The task ->
Give every entry again, unchanged, and leave its images out.

── Records

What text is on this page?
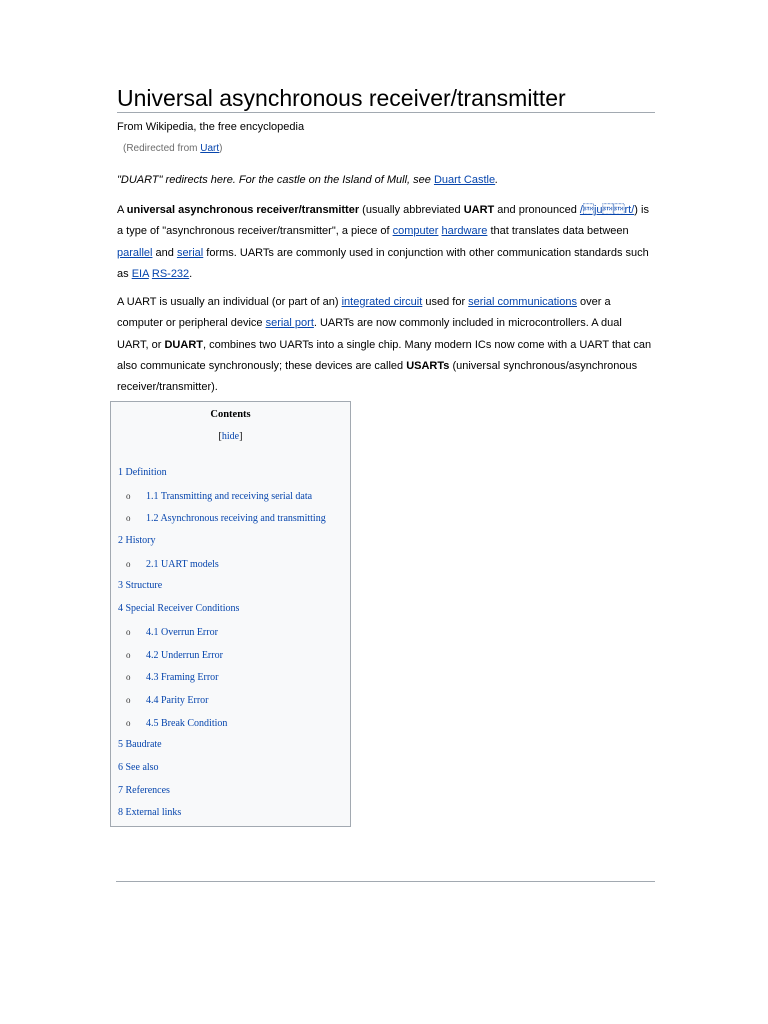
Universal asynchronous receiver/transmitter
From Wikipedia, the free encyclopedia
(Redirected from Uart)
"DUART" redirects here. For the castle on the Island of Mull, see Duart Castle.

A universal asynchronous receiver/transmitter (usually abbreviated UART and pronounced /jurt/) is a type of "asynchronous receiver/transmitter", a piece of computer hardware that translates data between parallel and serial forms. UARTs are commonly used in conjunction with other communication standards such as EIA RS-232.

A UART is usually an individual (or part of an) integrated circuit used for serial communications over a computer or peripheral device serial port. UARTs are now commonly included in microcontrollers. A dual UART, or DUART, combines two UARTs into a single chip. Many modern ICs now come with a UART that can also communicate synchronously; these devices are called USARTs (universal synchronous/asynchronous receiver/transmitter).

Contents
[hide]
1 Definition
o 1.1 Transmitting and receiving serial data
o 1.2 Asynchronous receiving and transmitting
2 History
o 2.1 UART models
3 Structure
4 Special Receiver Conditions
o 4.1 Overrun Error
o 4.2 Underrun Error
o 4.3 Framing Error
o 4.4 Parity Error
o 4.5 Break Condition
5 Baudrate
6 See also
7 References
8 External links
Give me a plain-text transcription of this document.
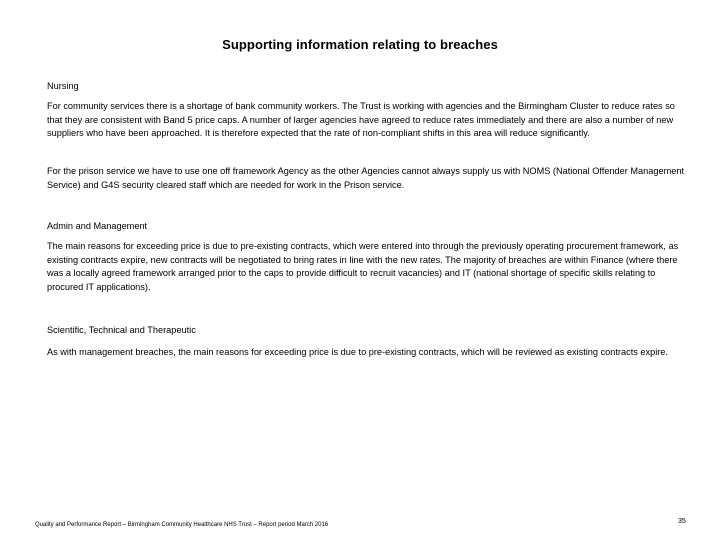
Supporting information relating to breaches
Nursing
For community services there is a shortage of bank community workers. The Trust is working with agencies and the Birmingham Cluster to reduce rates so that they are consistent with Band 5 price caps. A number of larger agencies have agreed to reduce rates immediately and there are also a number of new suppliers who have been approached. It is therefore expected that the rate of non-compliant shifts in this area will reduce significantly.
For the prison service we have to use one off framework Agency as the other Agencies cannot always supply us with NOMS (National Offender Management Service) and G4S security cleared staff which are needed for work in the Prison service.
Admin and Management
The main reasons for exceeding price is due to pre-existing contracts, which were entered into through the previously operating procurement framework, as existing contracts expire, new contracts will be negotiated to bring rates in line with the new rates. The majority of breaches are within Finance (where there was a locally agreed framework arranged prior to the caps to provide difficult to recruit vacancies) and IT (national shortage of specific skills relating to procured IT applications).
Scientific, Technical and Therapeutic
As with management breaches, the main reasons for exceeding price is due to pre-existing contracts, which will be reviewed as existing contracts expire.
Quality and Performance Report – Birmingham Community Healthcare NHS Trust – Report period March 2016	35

────

Full answer ->
What text is on this page?
Universal asynchronous receiver/transmitter
From Wikipedia, the free encyclopedia
(Redirected from Uart)
"DUART" redirects here. For the castle on the Island of Mull, see Duart Castle.

A universal asynchronous receiver/transmitter (usually abbreviated UART and pronounced /jurt/) is a type of "asynchronous receiver/transmitter", a piece of computer hardware that translates data between parallel and serial forms. UARTs are commonly used in conjunction with other communication standards such as EIA RS-232.

A UART is usually an individual (or part of an) integrated circuit used for serial communications over a computer or peripheral device serial port. UARTs are now commonly included in microcontrollers. A dual UART, or DUART, combines two UARTs into a single chip. Many modern ICs now come with a UART that can also communicate synchronously; these devices are called USARTs (universal synchronous/asynchronous receiver/transmitter).

Contents
[hide]
1 Definition
o 1.1 Transmitting and receiving serial data
o 1.2 Asynchronous receiving and transmitting
2 History
o 2.1 UART models
3 Structure
4 Special Receiver Conditions
o 4.1 Overrun Error
o 4.2 Underrun Error
o 4.3 Framing Error
o 4.4 Parity Error
o 4.5 Break Condition
5 Baudrate
6 See also
7 References
8 External links
Give me a plain-text transcription of this document.
Supporting information relating to breaches
Nursing
For community services there is a shortage of bank community workers. The Trust is working with agencies and the Birmingham Cluster to reduce rates so that they are consistent with Band 5 price caps. A number of larger agencies have agreed to reduce rates immediately and there are also a number of new suppliers who have been approached. It is therefore expected that the rate of non-compliant shifts in this area will reduce significantly.
For the prison service we have to use one off framework Agency as the other Agencies cannot always supply us with NOMS (National Offender Management Service) and G4S security cleared staff which are needed for work in the Prison service.
Admin and Management
The main reasons for exceeding price is due to pre-existing contracts, which were entered into through the previously operating procurement framework, as existing contracts expire, new contracts will be negotiated to bring rates in line with the new rates. The majority of breaches are within Finance (where there was a locally agreed framework arranged prior to the caps to provide difficult to recruit vacancies) and IT (national shortage of specific skills relating to procured IT applications).
Scientific, Technical and Therapeutic
As with management breaches, the main reasons for exceeding price is due to pre-existing contracts, which will be reviewed as existing contracts expire.
Quality and Performance Report – Birmingham Community Healthcare NHS Trust – Report period March 2016	35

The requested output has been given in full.